* What you need to do
In the data below, find every line that has the string "liebt", and copy it.

──────────────────────────────

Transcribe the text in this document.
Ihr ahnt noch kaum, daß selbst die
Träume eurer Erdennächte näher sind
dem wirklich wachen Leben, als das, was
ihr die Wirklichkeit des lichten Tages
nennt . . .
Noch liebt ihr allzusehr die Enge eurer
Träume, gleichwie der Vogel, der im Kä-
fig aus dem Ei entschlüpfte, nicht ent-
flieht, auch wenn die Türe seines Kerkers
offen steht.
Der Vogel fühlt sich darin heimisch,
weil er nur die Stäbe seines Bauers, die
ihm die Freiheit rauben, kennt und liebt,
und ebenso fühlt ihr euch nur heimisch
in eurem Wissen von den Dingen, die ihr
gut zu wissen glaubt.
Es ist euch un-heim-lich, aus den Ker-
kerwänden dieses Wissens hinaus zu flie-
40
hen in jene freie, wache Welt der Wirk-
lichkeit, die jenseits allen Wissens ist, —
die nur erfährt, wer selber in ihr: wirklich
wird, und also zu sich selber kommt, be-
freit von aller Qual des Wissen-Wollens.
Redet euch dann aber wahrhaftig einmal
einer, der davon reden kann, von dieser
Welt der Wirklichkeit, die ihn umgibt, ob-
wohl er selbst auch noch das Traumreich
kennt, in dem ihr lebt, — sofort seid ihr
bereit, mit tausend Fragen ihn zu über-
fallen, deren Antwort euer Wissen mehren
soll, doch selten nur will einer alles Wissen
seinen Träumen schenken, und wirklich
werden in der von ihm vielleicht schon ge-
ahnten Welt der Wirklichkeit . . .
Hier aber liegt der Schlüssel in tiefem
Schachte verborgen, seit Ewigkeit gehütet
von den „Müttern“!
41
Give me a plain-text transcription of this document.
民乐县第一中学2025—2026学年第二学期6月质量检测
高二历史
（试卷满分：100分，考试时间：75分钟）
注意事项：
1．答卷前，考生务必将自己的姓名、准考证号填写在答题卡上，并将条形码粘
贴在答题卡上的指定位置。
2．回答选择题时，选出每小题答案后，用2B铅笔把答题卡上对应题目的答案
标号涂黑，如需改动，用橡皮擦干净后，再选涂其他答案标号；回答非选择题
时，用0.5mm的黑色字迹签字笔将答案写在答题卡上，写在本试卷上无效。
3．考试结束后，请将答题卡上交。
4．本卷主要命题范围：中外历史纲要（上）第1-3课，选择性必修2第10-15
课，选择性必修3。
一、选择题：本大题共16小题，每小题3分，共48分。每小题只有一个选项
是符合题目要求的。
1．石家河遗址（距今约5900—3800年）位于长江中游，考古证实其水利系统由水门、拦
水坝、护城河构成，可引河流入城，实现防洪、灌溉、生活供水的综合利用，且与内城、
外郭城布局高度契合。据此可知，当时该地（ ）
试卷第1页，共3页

──────────────────────────────

* Response for this exercise
Noch liebt ihr allzusehr die Enge eurer
ihm die Freiheit rauben, kennt und liebt,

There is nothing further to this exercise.